▶ DIRECTIONS FOR THIS TASK:
Set the following entries down again exactly, line by line.

Collected data entries
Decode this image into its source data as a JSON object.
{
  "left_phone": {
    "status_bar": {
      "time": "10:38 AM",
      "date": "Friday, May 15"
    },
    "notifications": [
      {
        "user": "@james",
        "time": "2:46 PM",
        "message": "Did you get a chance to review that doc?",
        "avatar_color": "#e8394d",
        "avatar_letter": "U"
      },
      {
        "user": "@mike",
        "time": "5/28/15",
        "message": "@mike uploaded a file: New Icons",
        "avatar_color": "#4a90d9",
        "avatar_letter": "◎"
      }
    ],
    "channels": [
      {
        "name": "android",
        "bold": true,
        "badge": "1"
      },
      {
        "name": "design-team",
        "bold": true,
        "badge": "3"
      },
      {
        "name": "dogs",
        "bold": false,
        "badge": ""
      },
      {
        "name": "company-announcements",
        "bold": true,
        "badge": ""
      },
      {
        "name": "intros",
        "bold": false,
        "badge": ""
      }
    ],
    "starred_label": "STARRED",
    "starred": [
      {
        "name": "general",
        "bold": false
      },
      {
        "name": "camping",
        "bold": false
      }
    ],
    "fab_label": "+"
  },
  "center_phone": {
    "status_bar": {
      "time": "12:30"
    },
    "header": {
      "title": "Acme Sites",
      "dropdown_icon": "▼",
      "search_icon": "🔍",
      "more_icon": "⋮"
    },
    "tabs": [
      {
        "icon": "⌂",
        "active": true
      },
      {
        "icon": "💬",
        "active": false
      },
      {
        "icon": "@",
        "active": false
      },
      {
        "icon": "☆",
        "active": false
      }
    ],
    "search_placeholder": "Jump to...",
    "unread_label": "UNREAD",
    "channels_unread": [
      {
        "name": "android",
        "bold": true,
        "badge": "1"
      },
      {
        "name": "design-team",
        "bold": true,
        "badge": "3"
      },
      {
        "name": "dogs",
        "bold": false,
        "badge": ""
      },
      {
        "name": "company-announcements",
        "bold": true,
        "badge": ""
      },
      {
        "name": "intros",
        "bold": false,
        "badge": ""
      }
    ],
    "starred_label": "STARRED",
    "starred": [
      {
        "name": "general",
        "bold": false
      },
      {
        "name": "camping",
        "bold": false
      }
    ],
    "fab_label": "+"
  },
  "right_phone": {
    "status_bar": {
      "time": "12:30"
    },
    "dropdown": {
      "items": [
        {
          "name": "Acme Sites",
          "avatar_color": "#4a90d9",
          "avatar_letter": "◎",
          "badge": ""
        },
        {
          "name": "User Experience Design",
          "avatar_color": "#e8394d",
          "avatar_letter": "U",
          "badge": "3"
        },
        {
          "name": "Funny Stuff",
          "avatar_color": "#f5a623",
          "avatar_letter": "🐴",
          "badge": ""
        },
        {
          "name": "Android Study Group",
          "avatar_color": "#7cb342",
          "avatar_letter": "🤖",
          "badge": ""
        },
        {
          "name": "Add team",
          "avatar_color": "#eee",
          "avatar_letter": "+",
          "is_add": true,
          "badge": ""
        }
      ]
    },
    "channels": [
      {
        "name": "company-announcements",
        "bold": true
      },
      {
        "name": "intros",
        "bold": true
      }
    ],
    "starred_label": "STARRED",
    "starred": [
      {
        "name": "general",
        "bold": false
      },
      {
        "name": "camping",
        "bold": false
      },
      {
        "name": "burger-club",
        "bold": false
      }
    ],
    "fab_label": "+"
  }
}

▶ COMPLETE RESPONSE:
Decode this image into its source data as a JSON object.
{
  "left_phone": {
    "status_bar": {
      "time": "10:38 AM",
      "date": "Friday, May 15"
    },
    "notifications": [
      {
        "user": "@james",
        "time": "2:46 PM",
        "message": "Did you get a chance to review that doc?",
        "avatar_color": "#e8394d",
        "avatar_letter": "U"
      },
      {
        "user": "@mike",
        "time": "5/28/15",
        "message": "@mike uploaded a file: New Icons",
        "avatar_color": "#4a90d9",
        "avatar_letter": "◎"
      }
    ],
    "channels": [
      {
        "name": "android",
        "bold": true,
        "badge": "1"
      },
      {
        "name": "design-team",
        "bold": true,
        "badge": "3"
      },
      {
        "name": "dogs",
        "bold": false,
        "badge": ""
      },
      {
        "name": "company-announcements",
        "bold": true,
        "badge": ""
      },
      {
        "name": "intros",
        "bold": false,
        "badge": ""
      }
    ],
    "starred_label": "STARRED",
    "starred": [
      {
        "name": "general",
        "bold": false
      },
      {
        "name": "camping",
        "bold": false
      }
    ],
    "fab_label": "+"
  },
  "center_phone": {
    "status_bar": {
      "time": "12:30"
    },
    "header": {
      "title": "Acme Sites",
      "dropdown_icon": "▼",
      "search_icon": "🔍",
      "more_icon": "⋮"
    },
    "tabs": [
      {
        "icon": "⌂",
        "active": true
      },
      {
        "icon": "💬",
        "active": false
      },
      {
        "icon": "@",
        "active": false
      },
      {
        "icon": "☆",
        "active": false
      }
    ],
    "search_placeholder": "Jump to...",
    "unread_label": "UNREAD",
    "channels_unread": [
      {
        "name": "android",
        "bold": true,
        "badge": "1"
      },
      {
        "name": "design-team",
        "bold": true,
        "badge": "3"
      },
      {
        "name": "dogs",
        "bold": false,
        "badge": ""
      },
      {
        "name": "company-announcements",
        "bold": true,
        "badge": ""
      },
      {
        "name": "intros",
        "bold": false,
        "badge": ""
      }
    ],
    "starred_label": "STARRED",
    "starred": [
      {
        "name": "general",
        "bold": false
      },
      {
        "name": "camping",
        "bold": false
      }
    ],
    "fab_label": "+"
  },
  "right_phone": {
    "status_bar": {
      "time": "12:30"
    },
    "dropdown": {
      "items": [
        {
          "name": "Acme Sites",
          "avatar_color": "#4a90d9",
          "avatar_letter": "◎",
          "badge": ""
        },
        {
          "name": "User Experience Design",
          "avatar_color": "#e8394d",
          "avatar_letter": "U",
          "badge": "3"
        },
        {
          "name": "Funny Stuff",
          "avatar_color": "#f5a623",
          "avatar_letter": "🐴",
          "badge": ""
        },
        {
          "name": "Android Study Group",
          "avatar_color": "#7cb342",
          "avatar_letter": "🤖",
          "badge": ""
        },
        {
          "name": "Add team",
          "avatar_color": "#eee",
          "avatar_letter": "+",
          "is_add": true,
          "badge": ""
        }
      ]
    },
    "channels": [
      {
        "name": "company-announcements",
        "bold": true
      },
      {
        "name": "intros",
        "bold": true
      }
    ],
    "starred_label": "STARRED",
    "starred": [
      {
        "name": "general",
        "bold": false
      },
      {
        "name": "camping",
        "bold": false
      },
      {
        "name": "burger-club",
        "bold": false
      }
    ],
    "fab_label": "+"
  }
}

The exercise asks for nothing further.